[Element location listings]
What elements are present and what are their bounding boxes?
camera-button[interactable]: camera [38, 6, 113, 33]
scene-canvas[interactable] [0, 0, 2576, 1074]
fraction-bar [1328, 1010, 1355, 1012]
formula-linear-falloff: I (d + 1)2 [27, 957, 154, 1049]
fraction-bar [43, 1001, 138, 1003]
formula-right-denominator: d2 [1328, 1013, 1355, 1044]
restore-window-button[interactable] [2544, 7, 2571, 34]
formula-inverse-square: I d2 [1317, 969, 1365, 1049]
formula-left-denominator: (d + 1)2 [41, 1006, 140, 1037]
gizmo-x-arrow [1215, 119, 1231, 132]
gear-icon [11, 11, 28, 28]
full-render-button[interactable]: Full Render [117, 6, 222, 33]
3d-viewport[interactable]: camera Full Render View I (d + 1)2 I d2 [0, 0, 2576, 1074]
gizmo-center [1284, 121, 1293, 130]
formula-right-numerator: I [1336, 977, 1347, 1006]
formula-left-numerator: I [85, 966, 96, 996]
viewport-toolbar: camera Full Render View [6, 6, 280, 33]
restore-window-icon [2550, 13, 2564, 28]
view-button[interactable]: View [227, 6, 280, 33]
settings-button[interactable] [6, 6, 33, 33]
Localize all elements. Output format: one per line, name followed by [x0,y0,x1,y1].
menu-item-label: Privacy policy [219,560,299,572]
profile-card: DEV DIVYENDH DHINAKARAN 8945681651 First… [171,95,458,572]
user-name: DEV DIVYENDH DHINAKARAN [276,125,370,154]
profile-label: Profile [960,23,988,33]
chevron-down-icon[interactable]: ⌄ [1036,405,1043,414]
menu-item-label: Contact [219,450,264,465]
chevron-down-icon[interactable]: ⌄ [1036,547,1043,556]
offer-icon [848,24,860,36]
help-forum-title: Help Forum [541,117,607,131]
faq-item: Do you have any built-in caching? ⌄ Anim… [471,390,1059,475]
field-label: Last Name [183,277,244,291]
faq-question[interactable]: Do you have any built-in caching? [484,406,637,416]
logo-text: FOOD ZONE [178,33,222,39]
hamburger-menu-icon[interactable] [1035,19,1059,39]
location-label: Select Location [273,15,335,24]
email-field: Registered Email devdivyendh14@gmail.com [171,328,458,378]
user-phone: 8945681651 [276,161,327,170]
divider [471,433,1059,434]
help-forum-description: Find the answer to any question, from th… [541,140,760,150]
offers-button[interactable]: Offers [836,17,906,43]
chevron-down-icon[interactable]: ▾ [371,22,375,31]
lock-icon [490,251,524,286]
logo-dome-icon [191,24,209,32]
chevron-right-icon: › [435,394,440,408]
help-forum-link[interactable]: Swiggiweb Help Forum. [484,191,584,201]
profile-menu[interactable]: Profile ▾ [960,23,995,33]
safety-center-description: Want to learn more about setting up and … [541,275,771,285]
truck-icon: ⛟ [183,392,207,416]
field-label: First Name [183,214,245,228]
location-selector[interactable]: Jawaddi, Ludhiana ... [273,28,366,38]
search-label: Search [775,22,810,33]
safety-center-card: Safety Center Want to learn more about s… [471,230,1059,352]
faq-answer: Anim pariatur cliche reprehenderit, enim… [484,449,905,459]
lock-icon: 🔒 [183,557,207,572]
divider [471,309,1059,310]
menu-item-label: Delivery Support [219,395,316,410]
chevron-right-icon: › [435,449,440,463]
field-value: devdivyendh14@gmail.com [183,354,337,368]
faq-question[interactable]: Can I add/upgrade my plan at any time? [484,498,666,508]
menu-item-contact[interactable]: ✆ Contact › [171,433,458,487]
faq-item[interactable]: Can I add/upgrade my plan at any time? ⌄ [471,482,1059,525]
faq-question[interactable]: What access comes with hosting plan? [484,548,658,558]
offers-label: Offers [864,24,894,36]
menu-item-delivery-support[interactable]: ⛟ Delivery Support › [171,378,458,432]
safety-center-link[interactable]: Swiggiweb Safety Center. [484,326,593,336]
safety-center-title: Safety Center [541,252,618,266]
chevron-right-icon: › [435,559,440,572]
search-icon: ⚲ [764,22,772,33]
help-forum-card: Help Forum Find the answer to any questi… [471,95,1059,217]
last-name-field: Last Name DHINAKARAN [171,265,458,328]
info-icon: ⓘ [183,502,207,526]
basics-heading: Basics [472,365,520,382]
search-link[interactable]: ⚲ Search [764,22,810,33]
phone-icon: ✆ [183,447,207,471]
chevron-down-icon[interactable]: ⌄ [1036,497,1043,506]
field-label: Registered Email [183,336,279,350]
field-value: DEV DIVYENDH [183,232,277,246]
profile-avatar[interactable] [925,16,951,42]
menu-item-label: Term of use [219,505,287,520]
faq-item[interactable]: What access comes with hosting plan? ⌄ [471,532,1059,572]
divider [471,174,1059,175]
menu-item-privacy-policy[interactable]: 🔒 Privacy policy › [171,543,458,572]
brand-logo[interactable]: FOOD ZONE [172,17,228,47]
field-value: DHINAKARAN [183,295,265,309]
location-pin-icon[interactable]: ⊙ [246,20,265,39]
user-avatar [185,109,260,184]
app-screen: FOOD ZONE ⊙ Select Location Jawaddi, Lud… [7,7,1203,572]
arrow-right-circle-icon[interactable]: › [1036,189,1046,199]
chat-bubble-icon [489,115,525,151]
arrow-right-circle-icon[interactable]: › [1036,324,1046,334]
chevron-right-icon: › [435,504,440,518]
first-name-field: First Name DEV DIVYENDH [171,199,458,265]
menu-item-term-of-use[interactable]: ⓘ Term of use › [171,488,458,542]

What the task asks
Can you output the data from its first line through the line containing "gizmo-x-arrow [1215, 119, 1231, 132]", both included, reproducing each line unchanged?

Expected output
What elements are present and what are their bounding boxes?
camera-button[interactable]: camera [38, 6, 113, 33]
scene-canvas[interactable] [0, 0, 2576, 1074]
fraction-bar [1328, 1010, 1355, 1012]
formula-linear-falloff: I (d + 1)2 [27, 957, 154, 1049]
fraction-bar [43, 1001, 138, 1003]
formula-right-denominator: d2 [1328, 1013, 1355, 1044]
restore-window-button[interactable] [2544, 7, 2571, 34]
formula-inverse-square: I d2 [1317, 969, 1365, 1049]
formula-left-denominator: (d + 1)2 [41, 1006, 140, 1037]
gizmo-x-arrow [1215, 119, 1231, 132]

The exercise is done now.